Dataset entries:
_ _ _
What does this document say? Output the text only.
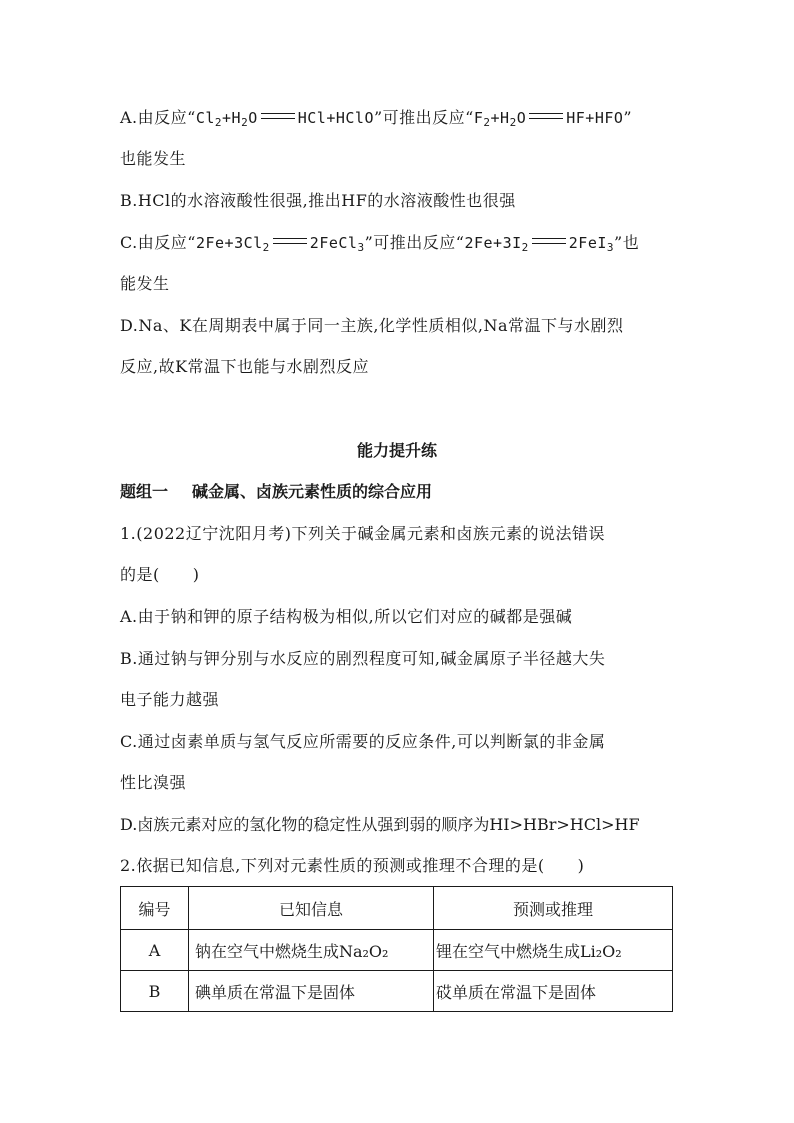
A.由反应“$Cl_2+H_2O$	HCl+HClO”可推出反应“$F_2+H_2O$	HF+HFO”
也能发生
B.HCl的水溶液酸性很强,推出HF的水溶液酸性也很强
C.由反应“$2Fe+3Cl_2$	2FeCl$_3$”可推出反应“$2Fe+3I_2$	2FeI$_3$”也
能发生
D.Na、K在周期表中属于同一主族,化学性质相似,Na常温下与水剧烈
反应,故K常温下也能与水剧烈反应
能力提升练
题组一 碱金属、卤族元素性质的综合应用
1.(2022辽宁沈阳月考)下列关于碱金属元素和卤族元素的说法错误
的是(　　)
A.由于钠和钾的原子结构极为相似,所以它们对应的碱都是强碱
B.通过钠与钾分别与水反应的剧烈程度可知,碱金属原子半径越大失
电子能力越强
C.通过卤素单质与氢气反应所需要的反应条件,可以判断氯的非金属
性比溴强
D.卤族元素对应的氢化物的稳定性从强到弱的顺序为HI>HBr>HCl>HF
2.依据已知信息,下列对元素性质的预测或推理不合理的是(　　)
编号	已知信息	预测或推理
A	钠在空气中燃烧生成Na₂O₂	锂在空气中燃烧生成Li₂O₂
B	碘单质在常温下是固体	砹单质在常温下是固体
_ _ _
■ Given exercise ■
Give all the entries again exactly, dropping each picture.

■ Written solution ■
What does this document say? Output the text only.
A.由反应“$Cl_2+H_2O$	HCl+HClO”可推出反应“$F_2+H_2O$	HF+HFO”
也能发生
B.HCl的水溶液酸性很强,推出HF的水溶液酸性也很强
C.由反应“$2Fe+3Cl_2$	2FeCl$_3$”可推出反应“$2Fe+3I_2$	2FeI$_3$”也
能发生
D.Na、K在周期表中属于同一主族,化学性质相似,Na常温下与水剧烈
反应,故K常温下也能与水剧烈反应
能力提升练
题组一 碱金属、卤族元素性质的综合应用
1.(2022辽宁沈阳月考)下列关于碱金属元素和卤族元素的说法错误
的是(　　)
A.由于钠和钾的原子结构极为相似,所以它们对应的碱都是强碱
B.通过钠与钾分别与水反应的剧烈程度可知,碱金属原子半径越大失
电子能力越强
C.通过卤素单质与氢气反应所需要的反应条件,可以判断氯的非金属
性比溴强
D.卤族元素对应的氢化物的稳定性从强到弱的顺序为HI>HBr>HCl>HF
2.依据已知信息,下列对元素性质的预测或推理不合理的是(　　)
编号	已知信息	预测或推理
A	钠在空气中燃烧生成Na₂O₂	锂在空气中燃烧生成Li₂O₂
B	碘单质在常温下是固体	砹单质在常温下是固体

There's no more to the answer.